◆ Directions ◆
Reproduce the material exactly, omitting nothing.
------------------------------------------------------------
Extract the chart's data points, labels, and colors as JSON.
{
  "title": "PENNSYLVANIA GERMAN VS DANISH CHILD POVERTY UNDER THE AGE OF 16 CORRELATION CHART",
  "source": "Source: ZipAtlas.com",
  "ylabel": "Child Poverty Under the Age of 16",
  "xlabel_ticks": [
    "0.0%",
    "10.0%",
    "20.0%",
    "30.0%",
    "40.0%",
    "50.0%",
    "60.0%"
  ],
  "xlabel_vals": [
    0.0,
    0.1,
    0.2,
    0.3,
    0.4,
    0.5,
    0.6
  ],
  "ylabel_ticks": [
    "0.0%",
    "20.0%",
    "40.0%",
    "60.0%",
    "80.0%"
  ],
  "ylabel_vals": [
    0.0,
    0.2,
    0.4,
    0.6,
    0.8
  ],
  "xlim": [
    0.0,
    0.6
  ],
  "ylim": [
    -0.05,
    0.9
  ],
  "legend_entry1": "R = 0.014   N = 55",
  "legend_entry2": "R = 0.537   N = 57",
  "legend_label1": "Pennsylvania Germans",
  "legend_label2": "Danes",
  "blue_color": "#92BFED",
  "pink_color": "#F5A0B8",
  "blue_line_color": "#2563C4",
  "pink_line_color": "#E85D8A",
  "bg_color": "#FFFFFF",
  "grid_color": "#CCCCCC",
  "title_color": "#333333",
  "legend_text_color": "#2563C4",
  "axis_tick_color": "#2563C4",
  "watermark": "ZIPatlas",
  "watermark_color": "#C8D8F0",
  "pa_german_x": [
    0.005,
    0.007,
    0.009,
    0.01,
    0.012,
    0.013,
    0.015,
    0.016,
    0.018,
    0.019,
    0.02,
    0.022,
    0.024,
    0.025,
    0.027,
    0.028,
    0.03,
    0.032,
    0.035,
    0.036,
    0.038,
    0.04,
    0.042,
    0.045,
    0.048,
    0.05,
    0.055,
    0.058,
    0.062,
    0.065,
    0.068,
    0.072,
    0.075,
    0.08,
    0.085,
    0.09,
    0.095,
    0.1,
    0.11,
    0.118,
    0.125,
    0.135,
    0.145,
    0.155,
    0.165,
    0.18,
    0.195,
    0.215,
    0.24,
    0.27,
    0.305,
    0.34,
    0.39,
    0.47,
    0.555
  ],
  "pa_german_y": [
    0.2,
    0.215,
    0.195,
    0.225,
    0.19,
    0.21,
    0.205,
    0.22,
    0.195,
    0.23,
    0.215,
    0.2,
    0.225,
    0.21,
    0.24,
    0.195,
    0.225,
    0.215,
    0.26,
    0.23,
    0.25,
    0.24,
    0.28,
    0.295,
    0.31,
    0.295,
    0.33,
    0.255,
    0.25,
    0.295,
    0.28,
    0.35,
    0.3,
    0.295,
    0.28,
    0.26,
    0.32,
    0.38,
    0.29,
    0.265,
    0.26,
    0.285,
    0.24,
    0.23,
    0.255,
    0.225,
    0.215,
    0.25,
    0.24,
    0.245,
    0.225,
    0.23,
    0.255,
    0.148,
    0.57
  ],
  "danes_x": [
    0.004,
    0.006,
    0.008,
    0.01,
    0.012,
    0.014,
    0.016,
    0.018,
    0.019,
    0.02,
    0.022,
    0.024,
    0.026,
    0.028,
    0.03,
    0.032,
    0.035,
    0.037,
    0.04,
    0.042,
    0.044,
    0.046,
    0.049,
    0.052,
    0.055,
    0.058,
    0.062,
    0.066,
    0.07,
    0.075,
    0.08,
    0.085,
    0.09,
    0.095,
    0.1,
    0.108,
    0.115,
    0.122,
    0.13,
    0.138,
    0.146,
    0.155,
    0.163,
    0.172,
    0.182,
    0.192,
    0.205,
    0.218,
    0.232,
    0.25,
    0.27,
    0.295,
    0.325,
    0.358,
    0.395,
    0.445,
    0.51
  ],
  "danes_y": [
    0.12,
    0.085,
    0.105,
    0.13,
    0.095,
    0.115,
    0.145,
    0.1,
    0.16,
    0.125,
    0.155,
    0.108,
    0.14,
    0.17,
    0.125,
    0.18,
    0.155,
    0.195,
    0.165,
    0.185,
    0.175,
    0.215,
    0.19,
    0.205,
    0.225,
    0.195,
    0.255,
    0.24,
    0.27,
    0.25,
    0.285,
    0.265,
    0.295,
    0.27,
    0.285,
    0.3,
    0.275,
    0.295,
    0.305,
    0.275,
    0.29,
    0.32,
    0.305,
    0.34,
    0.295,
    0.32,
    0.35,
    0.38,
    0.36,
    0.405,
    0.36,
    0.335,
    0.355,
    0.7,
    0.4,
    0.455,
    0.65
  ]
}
------------------------------------------------------------
◆ Response to this task ◆
Extract the chart's data points, labels, and colors as JSON.
{
  "title": "PENNSYLVANIA GERMAN VS DANISH CHILD POVERTY UNDER THE AGE OF 16 CORRELATION CHART",
  "source": "Source: ZipAtlas.com",
  "ylabel": "Child Poverty Under the Age of 16",
  "xlabel_ticks": [
    "0.0%",
    "10.0%",
    "20.0%",
    "30.0%",
    "40.0%",
    "50.0%",
    "60.0%"
  ],
  "xlabel_vals": [
    0.0,
    0.1,
    0.2,
    0.3,
    0.4,
    0.5,
    0.6
  ],
  "ylabel_ticks": [
    "0.0%",
    "20.0%",
    "40.0%",
    "60.0%",
    "80.0%"
  ],
  "ylabel_vals": [
    0.0,
    0.2,
    0.4,
    0.6,
    0.8
  ],
  "xlim": [
    0.0,
    0.6
  ],
  "ylim": [
    -0.05,
    0.9
  ],
  "legend_entry1": "R = 0.014   N = 55",
  "legend_entry2": "R = 0.537   N = 57",
  "legend_label1": "Pennsylvania Germans",
  "legend_label2": "Danes",
  "blue_color": "#92BFED",
  "pink_color": "#F5A0B8",
  "blue_line_color": "#2563C4",
  "pink_line_color": "#E85D8A",
  "bg_color": "#FFFFFF",
  "grid_color": "#CCCCCC",
  "title_color": "#333333",
  "legend_text_color": "#2563C4",
  "axis_tick_color": "#2563C4",
  "watermark": "ZIPatlas",
  "watermark_color": "#C8D8F0",
  "pa_german_x": [
    0.005,
    0.007,
    0.009,
    0.01,
    0.012,
    0.013,
    0.015,
    0.016,
    0.018,
    0.019,
    0.02,
    0.022,
    0.024,
    0.025,
    0.027,
    0.028,
    0.03,
    0.032,
    0.035,
    0.036,
    0.038,
    0.04,
    0.042,
    0.045,
    0.048,
    0.05,
    0.055,
    0.058,
    0.062,
    0.065,
    0.068,
    0.072,
    0.075,
    0.08,
    0.085,
    0.09,
    0.095,
    0.1,
    0.11,
    0.118,
    0.125,
    0.135,
    0.145,
    0.155,
    0.165,
    0.18,
    0.195,
    0.215,
    0.24,
    0.27,
    0.305,
    0.34,
    0.39,
    0.47,
    0.555
  ],
  "pa_german_y": [
    0.2,
    0.215,
    0.195,
    0.225,
    0.19,
    0.21,
    0.205,
    0.22,
    0.195,
    0.23,
    0.215,
    0.2,
    0.225,
    0.21,
    0.24,
    0.195,
    0.225,
    0.215,
    0.26,
    0.23,
    0.25,
    0.24,
    0.28,
    0.295,
    0.31,
    0.295,
    0.33,
    0.255,
    0.25,
    0.295,
    0.28,
    0.35,
    0.3,
    0.295,
    0.28,
    0.26,
    0.32,
    0.38,
    0.29,
    0.265,
    0.26,
    0.285,
    0.24,
    0.23,
    0.255,
    0.225,
    0.215,
    0.25,
    0.24,
    0.245,
    0.225,
    0.23,
    0.255,
    0.148,
    0.57
  ],
  "danes_x": [
    0.004,
    0.006,
    0.008,
    0.01,
    0.012,
    0.014,
    0.016,
    0.018,
    0.019,
    0.02,
    0.022,
    0.024,
    0.026,
    0.028,
    0.03,
    0.032,
    0.035,
    0.037,
    0.04,
    0.042,
    0.044,
    0.046,
    0.049,
    0.052,
    0.055,
    0.058,
    0.062,
    0.066,
    0.07,
    0.075,
    0.08,
    0.085,
    0.09,
    0.095,
    0.1,
    0.108,
    0.115,
    0.122,
    0.13,
    0.138,
    0.146,
    0.155,
    0.163,
    0.172,
    0.182,
    0.192,
    0.205,
    0.218,
    0.232,
    0.25,
    0.27,
    0.295,
    0.325,
    0.358,
    0.395,
    0.445,
    0.51
  ],
  "danes_y": [
    0.12,
    0.085,
    0.105,
    0.13,
    0.095,
    0.115,
    0.145,
    0.1,
    0.16,
    0.125,
    0.155,
    0.108,
    0.14,
    0.17,
    0.125,
    0.18,
    0.155,
    0.195,
    0.165,
    0.185,
    0.175,
    0.215,
    0.19,
    0.205,
    0.225,
    0.195,
    0.255,
    0.24,
    0.27,
    0.25,
    0.285,
    0.265,
    0.295,
    0.27,
    0.285,
    0.3,
    0.275,
    0.295,
    0.305,
    0.275,
    0.29,
    0.32,
    0.305,
    0.34,
    0.295,
    0.32,
    0.35,
    0.38,
    0.36,
    0.405,
    0.36,
    0.335,
    0.355,
    0.7,
    0.4,
    0.455,
    0.65
  ]
}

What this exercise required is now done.